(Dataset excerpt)
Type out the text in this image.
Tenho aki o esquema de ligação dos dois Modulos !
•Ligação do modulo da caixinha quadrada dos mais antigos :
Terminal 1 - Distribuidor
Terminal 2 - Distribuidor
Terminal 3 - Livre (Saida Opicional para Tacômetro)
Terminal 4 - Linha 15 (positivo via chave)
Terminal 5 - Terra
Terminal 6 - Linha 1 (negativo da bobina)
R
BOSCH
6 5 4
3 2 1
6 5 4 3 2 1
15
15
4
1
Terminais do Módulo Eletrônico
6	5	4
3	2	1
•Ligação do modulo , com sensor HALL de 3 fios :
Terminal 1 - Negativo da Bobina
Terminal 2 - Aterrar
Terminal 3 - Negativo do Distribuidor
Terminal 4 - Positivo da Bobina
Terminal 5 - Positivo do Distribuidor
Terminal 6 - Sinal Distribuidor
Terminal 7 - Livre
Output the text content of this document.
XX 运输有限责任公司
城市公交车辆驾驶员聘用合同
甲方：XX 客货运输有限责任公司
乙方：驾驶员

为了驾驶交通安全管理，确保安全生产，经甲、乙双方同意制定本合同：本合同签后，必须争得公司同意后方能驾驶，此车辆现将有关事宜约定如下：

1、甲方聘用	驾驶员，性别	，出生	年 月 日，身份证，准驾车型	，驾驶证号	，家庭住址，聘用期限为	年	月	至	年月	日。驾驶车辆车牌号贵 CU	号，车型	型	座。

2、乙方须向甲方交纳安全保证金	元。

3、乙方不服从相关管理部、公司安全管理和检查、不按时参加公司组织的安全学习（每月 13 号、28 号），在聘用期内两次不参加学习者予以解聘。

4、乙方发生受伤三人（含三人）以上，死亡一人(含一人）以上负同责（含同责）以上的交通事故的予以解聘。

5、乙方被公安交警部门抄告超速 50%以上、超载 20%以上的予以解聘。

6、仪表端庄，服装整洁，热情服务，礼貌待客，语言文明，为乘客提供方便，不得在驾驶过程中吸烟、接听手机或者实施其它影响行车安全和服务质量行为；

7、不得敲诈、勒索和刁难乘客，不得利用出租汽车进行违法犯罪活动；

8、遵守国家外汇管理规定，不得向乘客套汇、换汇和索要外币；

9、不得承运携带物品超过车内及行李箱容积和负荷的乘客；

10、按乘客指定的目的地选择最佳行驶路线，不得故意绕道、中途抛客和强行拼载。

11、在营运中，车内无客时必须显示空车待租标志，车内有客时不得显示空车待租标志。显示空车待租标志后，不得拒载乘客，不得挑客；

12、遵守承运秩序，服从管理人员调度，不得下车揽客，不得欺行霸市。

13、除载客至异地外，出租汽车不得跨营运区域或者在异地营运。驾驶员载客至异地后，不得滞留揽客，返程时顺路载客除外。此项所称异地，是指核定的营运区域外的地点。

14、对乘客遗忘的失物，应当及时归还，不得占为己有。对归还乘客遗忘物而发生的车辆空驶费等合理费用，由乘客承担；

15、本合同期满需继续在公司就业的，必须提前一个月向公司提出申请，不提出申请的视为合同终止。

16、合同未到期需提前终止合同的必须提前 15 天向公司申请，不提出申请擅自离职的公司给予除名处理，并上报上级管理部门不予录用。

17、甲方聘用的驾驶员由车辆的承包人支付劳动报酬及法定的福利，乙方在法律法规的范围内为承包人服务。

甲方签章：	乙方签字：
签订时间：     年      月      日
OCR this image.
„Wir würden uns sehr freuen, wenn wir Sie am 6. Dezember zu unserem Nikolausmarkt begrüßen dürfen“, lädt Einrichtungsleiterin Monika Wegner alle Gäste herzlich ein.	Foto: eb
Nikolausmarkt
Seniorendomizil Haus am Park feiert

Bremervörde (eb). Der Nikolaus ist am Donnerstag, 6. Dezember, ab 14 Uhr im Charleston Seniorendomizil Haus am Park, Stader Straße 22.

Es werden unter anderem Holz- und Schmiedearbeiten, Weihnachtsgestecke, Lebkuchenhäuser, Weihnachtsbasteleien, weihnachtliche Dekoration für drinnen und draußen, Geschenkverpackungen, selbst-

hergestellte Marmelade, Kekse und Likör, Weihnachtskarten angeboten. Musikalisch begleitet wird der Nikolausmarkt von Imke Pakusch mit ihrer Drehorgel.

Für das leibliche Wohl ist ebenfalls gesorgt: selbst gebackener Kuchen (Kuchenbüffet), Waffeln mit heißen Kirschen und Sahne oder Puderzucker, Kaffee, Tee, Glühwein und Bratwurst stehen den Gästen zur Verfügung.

Instructions for the task = Keep only the lines that hold the string "Linha", and copy them out.

Result =
Terminal 4 - Linha 15 (positivo via chave)
Terminal 6 - Linha 1 (negativo da bobina)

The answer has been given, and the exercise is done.